However, our attention isn’t the only news garnered with this approach. It was recently rumored in the media that The Barbarian Group was being sold to Korea’s Cheil Worldwide for a mere quarter of its valuation. Good luck to Palmer on getting out while the getting’s good -- or before he turns any older and more clueless in the world of digital advertising.

We first became aware of Benjamin Palmer, as he slouched in a chair during a panel discussion at New York Ad Week, doing his best impersonation of a K-hole. Though not wearing a bedazzled Ed Hardy shirt, he still communicated the requisite off-the-shelf  “Bad Boy Look.” Salon sculpted disheveled hair? Check! Vaguely S&M leather wrist-cuff watch? Check! Dropping the occasional f-bomb? Double-check. All these flashcard points are further enforced by his blog page (see above self-portrait), posting dated rockstar images for no apparent reason…

cave

We get it. He’s a “rebel.” Nothing wrong with that paint by numbers branding approach… Only his rockstars all date from decades ago. Dude… You overshot coked-up bad boy and ended up at the Hard Rock Cafe’s ‘boomer brunch. Perhaps you should choose something carbon-dated AFTER the internet was invented, if you want to seem edgy (or at least competitive) in digital media.

At Ad Week, Palmer was being lauded by other panelists for TBG developing the HBO Imagine (link) campaign. This stunt, from what we gathered, was in the vein of site specific video projection. This form of advertising has been popping up with more regularity in public spaces, most notably in Europe…

Palazzo Moretti from Claudio Sinatti on Vimeo.

Considering that automated video mixer applications like Isadora are being used now to create fully responsive, interactive environments at concerts- we had high expectations for this HBO Imagine installation. Especially considering that in NYC, video advertising is usually just a guy sitting on Houston and Lafayette in Soho, projecting a logo loop on a building.

So, what did Palmer and crew get up to? Well after a year developing the project, they were able to take the idea of watching HBO on a regular screen and -- get this -- project content on a cube! I know, that’s insane. They built a multi-sided cube installation, put it in public and projected videos on it. They must have had to use four projectors! Ahh… Further proof that snake oil salesmen are out there hustling dollars for questionable digital advertising.

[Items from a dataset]
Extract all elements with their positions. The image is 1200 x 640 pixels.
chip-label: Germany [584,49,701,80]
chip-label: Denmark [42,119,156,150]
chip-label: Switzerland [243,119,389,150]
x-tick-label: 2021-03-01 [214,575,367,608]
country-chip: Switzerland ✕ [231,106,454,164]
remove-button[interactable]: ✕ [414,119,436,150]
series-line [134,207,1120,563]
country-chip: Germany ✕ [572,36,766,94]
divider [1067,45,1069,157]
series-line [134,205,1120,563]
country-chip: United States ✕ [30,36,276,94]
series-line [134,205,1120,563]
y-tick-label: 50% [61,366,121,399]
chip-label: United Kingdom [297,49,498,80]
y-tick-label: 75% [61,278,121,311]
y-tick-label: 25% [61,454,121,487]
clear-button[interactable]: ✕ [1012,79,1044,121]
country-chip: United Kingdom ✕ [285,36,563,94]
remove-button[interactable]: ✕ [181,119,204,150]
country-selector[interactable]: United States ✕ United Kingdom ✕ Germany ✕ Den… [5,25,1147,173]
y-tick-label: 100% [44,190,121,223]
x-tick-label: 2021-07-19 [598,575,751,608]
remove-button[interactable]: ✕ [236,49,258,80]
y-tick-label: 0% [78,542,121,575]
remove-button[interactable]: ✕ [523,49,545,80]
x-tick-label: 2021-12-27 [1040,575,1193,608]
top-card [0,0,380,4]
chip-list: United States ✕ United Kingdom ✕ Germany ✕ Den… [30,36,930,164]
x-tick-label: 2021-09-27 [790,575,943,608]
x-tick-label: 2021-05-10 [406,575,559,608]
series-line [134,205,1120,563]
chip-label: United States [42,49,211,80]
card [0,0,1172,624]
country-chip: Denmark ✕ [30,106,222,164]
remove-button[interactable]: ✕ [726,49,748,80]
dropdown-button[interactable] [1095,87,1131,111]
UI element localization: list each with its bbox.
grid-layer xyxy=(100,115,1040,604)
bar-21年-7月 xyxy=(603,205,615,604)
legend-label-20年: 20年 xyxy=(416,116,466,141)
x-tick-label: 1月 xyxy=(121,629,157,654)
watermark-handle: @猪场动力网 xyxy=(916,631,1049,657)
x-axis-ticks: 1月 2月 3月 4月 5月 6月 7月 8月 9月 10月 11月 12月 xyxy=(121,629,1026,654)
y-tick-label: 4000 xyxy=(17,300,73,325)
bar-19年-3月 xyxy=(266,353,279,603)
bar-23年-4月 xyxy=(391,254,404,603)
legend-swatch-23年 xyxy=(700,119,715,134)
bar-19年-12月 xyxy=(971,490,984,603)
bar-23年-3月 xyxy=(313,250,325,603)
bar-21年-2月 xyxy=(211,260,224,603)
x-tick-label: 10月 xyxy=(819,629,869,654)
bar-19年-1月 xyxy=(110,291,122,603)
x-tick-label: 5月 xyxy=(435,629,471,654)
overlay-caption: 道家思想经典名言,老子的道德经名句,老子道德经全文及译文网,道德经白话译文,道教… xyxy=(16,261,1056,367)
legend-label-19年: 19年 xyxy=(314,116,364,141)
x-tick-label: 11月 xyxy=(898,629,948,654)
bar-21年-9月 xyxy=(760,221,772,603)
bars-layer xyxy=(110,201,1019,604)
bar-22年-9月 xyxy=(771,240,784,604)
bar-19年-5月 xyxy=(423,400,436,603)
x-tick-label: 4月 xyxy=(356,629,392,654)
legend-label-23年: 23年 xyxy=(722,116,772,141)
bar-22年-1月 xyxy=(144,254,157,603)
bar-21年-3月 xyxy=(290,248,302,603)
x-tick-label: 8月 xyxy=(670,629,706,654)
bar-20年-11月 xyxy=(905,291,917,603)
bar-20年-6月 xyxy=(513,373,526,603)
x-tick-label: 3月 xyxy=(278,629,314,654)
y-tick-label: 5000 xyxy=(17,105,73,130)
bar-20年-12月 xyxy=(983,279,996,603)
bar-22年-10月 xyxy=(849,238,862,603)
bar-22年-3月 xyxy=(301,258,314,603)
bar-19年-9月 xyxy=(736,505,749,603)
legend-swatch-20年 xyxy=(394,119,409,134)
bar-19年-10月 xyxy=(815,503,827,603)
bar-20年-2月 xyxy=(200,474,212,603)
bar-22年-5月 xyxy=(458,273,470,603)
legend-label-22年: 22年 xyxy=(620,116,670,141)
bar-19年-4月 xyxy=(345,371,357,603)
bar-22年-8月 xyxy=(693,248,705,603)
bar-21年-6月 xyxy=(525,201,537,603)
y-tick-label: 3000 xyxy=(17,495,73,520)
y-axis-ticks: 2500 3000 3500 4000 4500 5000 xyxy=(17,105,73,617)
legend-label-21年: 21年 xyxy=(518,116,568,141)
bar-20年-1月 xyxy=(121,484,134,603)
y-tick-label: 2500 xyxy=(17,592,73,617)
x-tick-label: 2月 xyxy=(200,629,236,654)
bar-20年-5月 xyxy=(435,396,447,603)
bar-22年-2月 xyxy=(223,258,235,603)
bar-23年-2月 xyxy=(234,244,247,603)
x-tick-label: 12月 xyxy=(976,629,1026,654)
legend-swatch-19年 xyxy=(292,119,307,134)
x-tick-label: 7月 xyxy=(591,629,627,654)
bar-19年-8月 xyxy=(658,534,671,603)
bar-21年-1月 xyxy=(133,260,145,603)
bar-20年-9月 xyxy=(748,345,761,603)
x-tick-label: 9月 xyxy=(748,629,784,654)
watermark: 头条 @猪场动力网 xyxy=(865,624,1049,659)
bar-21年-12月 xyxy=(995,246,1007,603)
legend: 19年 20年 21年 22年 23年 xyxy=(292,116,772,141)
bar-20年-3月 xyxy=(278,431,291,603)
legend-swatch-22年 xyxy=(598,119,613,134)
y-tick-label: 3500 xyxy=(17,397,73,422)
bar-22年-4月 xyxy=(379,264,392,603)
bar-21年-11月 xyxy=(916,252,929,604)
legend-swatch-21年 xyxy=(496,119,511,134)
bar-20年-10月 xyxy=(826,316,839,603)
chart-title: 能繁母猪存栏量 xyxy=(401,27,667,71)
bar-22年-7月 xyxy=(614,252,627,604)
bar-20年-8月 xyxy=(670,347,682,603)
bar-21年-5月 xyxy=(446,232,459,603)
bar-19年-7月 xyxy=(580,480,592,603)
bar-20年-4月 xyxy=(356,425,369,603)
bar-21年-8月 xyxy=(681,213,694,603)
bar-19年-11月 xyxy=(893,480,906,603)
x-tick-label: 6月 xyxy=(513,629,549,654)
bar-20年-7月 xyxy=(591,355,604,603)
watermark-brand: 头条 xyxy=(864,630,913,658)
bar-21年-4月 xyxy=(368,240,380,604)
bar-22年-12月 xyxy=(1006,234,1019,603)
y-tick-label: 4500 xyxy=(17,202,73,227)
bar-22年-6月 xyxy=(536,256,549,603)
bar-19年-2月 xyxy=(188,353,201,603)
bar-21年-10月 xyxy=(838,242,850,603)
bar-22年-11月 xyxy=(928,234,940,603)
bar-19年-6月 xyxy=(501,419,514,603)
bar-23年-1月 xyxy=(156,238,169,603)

Tasks and exercises:
a) Give a two-sentence summary of the passage about Benjamin Palmer.
b) In the passage about Benjamin Palmer, what company was The Barbarian Group rumored to be sold to?
The items were drawn from a different source than the passage.

Complete answers:
a) The writers mock Benjamin Palmer's "bad boy" image, pointing to how he slouched through a New York Ad Week panel and to the decades-old rockstar images on his blog. They also ridicule the HBO Imagine campaign he was praised for there, which after a year of development projected videos onto a multi-sided cube in a public space.

b) Korea's Cheil Worldwide.